══ Stored data

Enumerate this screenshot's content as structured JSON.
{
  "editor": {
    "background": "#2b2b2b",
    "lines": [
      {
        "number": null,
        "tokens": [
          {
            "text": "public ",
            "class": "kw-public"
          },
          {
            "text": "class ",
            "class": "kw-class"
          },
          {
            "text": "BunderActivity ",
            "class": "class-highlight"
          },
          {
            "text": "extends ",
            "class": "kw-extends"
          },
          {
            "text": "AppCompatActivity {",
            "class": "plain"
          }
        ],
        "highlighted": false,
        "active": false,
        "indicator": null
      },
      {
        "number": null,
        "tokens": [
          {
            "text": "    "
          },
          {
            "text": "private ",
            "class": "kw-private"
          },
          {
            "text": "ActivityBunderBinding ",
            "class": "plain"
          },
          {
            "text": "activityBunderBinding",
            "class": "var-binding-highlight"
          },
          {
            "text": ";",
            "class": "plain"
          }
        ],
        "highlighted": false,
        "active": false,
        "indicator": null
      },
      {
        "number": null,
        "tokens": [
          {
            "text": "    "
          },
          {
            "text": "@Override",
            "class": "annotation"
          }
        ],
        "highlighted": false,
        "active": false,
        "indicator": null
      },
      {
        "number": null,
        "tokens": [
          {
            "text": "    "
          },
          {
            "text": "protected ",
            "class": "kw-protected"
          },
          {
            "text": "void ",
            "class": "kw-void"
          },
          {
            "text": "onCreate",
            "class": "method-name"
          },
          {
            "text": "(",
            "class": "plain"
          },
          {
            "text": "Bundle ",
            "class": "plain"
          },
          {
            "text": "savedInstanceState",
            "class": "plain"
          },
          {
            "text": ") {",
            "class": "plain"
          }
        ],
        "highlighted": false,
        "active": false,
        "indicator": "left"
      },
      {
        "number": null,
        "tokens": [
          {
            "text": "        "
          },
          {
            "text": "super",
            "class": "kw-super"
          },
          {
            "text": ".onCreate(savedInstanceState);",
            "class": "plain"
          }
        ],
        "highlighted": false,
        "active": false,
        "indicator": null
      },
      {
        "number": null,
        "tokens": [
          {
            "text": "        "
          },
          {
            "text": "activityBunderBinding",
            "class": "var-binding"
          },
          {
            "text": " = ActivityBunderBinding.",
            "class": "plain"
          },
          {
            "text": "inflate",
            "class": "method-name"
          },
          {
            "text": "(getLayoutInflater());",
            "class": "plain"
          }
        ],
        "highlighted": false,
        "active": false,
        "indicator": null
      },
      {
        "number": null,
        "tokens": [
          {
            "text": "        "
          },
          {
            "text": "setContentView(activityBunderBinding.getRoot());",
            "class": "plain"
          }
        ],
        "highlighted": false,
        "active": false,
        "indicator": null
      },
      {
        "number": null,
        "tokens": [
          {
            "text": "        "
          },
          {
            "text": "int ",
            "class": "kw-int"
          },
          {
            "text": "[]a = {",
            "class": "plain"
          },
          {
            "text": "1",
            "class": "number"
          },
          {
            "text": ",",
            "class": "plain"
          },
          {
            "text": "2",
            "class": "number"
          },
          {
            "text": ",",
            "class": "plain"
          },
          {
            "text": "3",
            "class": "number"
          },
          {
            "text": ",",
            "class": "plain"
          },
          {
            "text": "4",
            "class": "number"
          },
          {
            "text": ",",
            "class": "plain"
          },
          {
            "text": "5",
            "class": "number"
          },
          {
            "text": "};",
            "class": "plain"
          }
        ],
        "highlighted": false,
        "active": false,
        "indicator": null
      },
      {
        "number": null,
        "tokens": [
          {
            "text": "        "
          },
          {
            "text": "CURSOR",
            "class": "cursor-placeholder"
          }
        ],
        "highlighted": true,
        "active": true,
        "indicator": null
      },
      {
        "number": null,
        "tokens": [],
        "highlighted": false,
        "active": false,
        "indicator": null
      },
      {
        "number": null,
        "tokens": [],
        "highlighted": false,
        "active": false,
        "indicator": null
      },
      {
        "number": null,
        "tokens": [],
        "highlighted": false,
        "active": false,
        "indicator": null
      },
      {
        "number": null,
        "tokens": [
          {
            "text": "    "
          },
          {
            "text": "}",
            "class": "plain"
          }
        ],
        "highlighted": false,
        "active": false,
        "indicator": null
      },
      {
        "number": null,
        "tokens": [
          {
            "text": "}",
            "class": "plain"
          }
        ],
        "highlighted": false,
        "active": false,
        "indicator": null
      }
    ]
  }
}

════

Exercise brief - Each line that has the word "savedInstanceState" should be copied.

Written solution -
            "text": "savedInstanceState",
            "text": ".onCreate(savedInstanceState);",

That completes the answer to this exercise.